▶ [Aim]:
Review the listing and copy each line that holds the word "设计意图".

▶ [Given information]:

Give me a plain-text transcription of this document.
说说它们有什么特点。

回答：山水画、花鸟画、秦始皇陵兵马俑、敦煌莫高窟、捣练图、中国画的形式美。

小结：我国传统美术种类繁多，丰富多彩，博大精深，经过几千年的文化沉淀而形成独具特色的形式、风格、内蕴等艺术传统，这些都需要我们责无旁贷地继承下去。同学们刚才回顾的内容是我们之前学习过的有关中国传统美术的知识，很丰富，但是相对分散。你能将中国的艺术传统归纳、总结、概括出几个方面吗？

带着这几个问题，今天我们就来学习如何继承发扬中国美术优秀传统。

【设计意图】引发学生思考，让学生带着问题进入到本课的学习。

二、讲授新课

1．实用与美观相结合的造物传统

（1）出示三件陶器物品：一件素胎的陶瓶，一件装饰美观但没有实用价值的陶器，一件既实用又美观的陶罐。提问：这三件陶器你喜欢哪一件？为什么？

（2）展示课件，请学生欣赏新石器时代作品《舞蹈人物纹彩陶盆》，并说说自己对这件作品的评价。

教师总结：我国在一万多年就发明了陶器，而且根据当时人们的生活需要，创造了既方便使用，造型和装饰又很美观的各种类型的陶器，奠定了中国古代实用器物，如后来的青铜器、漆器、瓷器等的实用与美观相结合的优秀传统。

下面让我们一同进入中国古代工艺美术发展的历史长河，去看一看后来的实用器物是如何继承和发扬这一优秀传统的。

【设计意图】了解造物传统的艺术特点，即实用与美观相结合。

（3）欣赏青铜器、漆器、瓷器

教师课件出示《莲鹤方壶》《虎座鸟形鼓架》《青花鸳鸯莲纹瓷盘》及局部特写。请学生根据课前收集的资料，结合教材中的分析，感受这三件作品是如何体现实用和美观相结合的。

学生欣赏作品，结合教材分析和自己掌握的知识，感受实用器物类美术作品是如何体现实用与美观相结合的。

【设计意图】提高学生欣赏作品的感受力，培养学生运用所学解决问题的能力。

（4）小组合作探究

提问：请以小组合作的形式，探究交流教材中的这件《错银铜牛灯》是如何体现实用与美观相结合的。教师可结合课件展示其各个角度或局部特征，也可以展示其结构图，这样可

▶ [Final result]:
【设计意图】引发学生思考，让学生带着问题进入到本课的学习。
【设计意图】了解造物传统的艺术特点，即实用与美观相结合。
【设计意图】提高学生欣赏作品的感受力，培养学生运用所学解决问题的能力。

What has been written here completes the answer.